JOB → Which lines hold the word "this"? Copy each of them.

[Extracted data entries]
▶

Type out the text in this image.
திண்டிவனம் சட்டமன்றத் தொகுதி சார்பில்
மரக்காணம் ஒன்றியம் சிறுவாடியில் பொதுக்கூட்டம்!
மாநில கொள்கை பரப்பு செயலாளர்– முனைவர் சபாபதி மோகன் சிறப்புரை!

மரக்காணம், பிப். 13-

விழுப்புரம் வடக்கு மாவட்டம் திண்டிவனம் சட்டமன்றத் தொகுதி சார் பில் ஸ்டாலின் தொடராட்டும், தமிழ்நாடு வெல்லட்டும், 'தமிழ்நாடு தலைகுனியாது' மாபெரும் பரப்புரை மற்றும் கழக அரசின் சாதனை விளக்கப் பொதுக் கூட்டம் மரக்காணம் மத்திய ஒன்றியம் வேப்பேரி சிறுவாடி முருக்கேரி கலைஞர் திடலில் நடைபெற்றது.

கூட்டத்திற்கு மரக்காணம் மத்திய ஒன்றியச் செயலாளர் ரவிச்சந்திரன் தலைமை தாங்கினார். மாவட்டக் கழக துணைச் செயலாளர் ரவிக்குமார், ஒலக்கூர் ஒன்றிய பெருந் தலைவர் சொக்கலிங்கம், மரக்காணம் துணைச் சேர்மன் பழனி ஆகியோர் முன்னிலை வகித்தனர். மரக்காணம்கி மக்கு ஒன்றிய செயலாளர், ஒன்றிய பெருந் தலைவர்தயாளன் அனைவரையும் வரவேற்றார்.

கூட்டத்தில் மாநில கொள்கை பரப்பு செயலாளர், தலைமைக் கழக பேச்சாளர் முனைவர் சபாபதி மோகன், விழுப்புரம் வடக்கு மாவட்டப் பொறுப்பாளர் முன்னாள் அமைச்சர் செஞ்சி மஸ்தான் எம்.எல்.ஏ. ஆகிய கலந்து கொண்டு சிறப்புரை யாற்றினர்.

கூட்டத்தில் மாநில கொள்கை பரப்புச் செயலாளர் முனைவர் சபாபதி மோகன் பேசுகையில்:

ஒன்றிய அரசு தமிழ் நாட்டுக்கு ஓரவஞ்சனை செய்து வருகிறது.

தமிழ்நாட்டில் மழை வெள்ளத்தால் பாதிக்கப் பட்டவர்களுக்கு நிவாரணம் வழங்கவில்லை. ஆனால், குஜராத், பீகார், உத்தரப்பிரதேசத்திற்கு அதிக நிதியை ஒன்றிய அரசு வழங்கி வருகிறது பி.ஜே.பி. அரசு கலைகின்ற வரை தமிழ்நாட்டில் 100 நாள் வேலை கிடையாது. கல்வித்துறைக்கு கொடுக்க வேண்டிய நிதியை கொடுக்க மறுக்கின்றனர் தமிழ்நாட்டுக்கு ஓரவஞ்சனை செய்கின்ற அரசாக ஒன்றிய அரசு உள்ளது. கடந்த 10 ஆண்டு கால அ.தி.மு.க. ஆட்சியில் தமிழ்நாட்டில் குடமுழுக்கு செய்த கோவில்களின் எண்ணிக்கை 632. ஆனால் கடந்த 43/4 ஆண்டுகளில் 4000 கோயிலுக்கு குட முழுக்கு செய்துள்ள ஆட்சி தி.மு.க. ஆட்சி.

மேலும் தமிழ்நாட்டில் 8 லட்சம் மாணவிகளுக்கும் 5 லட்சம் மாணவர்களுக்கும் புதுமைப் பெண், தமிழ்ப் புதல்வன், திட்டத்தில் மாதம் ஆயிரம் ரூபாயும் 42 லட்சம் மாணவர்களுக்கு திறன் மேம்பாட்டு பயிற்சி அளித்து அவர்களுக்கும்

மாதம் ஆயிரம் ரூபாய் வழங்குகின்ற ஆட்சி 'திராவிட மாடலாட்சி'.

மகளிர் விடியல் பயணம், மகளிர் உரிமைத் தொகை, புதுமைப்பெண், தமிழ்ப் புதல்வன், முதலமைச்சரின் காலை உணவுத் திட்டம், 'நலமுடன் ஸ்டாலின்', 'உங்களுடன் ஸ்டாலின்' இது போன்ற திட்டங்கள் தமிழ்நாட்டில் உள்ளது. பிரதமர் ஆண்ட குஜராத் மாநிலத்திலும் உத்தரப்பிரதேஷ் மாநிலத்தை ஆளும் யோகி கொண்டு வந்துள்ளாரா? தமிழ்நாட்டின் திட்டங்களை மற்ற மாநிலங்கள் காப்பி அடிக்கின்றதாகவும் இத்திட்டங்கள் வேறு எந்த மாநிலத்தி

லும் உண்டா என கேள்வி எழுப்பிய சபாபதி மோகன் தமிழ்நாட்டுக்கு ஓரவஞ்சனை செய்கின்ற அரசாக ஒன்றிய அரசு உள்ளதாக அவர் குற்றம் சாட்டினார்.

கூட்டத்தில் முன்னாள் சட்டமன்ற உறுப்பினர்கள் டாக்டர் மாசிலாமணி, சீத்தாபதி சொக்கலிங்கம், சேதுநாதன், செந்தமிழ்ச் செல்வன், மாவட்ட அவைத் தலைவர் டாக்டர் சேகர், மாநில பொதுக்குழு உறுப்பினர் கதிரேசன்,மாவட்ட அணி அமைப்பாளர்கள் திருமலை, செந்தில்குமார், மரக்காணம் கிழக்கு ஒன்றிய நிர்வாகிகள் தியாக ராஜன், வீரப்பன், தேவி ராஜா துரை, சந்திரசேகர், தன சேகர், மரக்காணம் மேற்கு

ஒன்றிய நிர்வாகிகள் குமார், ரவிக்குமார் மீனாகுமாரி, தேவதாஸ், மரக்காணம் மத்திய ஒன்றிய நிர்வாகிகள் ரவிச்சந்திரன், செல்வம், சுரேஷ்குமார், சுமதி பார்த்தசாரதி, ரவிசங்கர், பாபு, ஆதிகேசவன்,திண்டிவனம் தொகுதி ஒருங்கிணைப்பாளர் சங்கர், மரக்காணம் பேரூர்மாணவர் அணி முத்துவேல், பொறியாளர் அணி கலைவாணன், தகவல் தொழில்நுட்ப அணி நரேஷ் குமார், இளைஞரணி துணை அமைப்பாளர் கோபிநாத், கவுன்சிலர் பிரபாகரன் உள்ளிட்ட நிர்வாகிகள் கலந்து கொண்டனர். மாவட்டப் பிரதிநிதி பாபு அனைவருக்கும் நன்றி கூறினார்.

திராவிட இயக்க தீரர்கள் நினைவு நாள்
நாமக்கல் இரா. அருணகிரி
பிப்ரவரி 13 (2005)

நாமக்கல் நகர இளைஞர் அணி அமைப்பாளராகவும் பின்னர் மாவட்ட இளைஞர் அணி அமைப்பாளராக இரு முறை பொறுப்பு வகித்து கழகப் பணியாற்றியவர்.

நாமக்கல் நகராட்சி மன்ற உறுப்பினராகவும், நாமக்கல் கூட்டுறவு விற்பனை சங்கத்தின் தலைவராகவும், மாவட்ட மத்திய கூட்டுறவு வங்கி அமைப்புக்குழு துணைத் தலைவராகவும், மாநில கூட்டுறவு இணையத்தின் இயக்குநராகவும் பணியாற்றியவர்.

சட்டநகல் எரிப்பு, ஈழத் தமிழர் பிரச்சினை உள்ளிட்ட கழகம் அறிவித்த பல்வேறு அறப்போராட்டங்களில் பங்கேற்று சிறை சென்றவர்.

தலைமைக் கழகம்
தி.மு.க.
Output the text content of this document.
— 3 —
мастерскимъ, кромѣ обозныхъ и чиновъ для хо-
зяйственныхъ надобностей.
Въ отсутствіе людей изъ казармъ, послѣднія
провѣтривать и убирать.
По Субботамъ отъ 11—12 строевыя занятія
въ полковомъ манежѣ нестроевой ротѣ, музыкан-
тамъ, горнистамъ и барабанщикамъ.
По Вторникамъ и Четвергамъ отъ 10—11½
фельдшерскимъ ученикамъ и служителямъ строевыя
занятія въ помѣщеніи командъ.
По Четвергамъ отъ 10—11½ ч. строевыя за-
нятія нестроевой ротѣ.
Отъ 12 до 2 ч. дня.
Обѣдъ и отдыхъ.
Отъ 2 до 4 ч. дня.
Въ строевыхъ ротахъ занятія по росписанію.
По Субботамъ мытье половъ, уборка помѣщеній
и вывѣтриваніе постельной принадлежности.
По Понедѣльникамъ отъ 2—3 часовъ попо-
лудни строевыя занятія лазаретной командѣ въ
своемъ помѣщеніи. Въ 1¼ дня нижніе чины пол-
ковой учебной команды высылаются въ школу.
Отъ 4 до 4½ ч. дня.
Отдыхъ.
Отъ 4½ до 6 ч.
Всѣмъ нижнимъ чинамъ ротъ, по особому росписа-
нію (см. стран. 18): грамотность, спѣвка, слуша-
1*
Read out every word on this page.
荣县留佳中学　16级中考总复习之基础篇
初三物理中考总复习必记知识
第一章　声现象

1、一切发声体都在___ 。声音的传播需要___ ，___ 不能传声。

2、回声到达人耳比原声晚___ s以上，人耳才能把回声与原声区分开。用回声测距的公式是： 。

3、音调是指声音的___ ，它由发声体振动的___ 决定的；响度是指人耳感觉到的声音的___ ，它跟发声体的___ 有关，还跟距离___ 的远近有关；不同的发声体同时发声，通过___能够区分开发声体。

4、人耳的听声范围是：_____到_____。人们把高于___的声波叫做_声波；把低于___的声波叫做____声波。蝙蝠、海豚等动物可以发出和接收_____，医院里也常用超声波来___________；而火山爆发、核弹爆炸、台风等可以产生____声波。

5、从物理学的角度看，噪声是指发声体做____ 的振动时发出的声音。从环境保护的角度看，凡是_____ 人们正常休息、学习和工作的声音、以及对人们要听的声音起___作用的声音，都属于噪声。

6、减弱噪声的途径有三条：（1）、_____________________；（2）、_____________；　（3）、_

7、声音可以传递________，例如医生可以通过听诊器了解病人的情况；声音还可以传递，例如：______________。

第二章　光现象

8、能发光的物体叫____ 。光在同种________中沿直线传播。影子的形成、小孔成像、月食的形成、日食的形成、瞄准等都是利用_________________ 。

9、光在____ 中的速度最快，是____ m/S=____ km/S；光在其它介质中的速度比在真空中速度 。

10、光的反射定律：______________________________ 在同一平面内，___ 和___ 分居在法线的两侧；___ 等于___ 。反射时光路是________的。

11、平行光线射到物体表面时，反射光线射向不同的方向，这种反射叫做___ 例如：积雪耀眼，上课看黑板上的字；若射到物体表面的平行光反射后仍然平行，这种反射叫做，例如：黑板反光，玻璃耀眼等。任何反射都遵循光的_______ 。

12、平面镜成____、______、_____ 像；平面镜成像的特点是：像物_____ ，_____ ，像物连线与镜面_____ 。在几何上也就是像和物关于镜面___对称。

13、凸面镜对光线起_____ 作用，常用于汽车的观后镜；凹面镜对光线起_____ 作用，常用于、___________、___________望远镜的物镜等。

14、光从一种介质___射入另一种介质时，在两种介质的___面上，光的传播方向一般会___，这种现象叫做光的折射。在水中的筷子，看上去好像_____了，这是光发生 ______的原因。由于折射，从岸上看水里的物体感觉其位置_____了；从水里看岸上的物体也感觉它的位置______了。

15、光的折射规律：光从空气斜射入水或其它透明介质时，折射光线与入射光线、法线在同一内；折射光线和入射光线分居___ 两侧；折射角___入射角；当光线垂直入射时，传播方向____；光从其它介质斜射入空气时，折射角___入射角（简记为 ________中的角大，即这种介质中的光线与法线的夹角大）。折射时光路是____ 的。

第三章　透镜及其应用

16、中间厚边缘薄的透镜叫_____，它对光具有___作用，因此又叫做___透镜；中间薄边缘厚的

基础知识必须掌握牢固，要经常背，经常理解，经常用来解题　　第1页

◀

SOLVED EXERCISE →
Type out the text in this image.
Output the text content of this document.
Read out every word on this page.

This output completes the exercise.